(Exercise goal) Each line of the material must be repeated precisely, with the pictures left out.

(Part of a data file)
● ● ● ● ● ● ●

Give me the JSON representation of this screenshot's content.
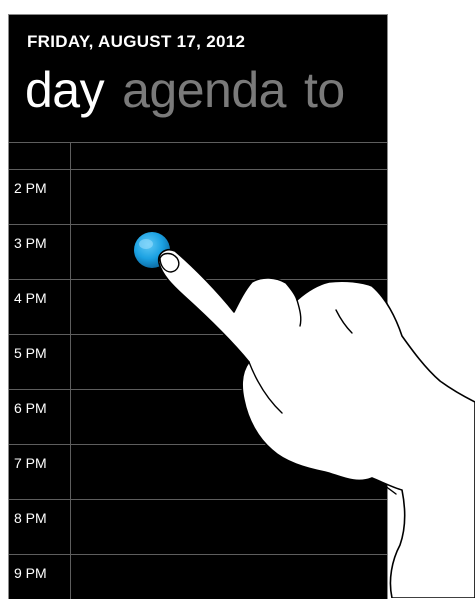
{
  "header": {
    "date": "FRIDAY, AUGUST 17, 2012"
  },
  "pivot": {
    "items": [
      {
        "label": "day",
        "active": true
      },
      {
        "label": "agenda",
        "active": false
      },
      {
        "label": "to",
        "active": false
      }
    ]
  },
  "timeline": {
    "hours": [
      "2 PM",
      "3 PM",
      "4 PM",
      "5 PM",
      "6 PM",
      "7 PM",
      "8 PM",
      "9 PM"
    ]
  },
  "colors": {
    "background": "#000000",
    "text": "#ffffff",
    "inactive_pivot": "#7a7a7a",
    "gridline": "#5e5e5e",
    "touch_indicator": "#1ba1e2"
  },
  "icons": {
    "gesture": "tap-gesture-hand-icon",
    "touch_point": "touch-point-icon"
  }
}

● ● ● ● ● ● ●

(Expected output)
Give me the JSON representation of this screenshot's content.
{
  "header": {
    "date": "FRIDAY, AUGUST 17, 2012"
  },
  "pivot": {
    "items": [
      {
        "label": "day",
        "active": true
      },
      {
        "label": "agenda",
        "active": false
      },
      {
        "label": "to",
        "active": false
      }
    ]
  },
  "timeline": {
    "hours": [
      "2 PM",
      "3 PM",
      "4 PM",
      "5 PM",
      "6 PM",
      "7 PM",
      "8 PM",
      "9 PM"
    ]
  },
  "colors": {
    "background": "#000000",
    "text": "#ffffff",
    "inactive_pivot": "#7a7a7a",
    "gridline": "#5e5e5e",
    "touch_indicator": "#1ba1e2"
  },
  "icons": {
    "gesture": "tap-gesture-hand-icon",
    "touch_point": "touch-point-icon"
  }
}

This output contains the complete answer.